• _Stated task_:
Collect each line of the entries that holds the string "text".

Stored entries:
________________

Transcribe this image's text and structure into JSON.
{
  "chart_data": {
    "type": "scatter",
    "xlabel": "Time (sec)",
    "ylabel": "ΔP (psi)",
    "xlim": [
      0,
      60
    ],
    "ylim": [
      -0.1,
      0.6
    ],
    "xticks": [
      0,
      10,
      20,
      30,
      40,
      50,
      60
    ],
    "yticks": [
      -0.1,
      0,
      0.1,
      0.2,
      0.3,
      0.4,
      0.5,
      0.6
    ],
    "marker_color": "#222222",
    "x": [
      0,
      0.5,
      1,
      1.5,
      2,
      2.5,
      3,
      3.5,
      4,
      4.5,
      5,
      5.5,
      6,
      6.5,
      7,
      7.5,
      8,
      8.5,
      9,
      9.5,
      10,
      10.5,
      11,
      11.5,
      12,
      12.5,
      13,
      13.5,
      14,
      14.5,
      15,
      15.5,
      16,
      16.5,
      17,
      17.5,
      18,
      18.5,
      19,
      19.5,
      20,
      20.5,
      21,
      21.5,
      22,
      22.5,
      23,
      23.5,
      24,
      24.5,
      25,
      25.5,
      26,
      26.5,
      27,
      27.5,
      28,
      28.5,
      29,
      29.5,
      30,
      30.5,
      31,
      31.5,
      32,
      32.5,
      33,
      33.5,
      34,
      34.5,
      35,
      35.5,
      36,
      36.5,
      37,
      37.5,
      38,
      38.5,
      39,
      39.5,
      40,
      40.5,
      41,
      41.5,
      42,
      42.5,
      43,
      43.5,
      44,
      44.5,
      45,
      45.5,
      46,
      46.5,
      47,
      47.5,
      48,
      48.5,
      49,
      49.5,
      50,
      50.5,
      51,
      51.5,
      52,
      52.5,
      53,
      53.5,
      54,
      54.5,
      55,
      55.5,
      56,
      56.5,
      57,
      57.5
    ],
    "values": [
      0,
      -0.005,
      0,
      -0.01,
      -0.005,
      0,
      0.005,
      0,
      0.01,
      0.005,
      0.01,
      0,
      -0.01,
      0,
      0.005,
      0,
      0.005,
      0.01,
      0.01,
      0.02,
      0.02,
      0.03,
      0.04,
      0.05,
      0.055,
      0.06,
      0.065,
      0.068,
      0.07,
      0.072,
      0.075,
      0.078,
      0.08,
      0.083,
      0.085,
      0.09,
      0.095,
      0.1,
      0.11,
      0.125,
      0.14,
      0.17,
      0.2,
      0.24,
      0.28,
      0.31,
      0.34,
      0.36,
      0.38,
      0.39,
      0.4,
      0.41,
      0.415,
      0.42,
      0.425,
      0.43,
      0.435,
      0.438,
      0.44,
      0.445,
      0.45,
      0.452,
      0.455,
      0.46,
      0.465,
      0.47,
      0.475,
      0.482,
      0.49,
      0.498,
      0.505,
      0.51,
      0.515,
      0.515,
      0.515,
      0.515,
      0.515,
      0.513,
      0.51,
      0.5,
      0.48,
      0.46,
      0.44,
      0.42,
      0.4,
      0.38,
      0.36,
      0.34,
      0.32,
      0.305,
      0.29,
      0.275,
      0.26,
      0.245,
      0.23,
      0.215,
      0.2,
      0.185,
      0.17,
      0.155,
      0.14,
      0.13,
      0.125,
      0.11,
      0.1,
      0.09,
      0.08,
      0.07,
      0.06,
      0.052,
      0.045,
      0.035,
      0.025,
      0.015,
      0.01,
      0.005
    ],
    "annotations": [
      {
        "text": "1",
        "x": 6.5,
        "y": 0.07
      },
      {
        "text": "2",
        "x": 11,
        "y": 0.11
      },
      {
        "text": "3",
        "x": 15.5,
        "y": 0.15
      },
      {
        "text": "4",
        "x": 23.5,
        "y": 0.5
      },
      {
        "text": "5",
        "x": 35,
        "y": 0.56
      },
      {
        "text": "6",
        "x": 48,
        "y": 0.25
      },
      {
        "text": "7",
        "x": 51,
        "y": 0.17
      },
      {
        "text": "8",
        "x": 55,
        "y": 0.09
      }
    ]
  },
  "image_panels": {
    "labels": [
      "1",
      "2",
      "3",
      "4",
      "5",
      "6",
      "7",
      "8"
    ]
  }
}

________________

• _Answer in full_:
Transcribe this image's text and structure into JSON.
        "text": "1",
        "text": "2",
        "text": "3",
        "text": "4",
        "text": "5",
        "text": "6",
        "text": "7",
        "text": "8",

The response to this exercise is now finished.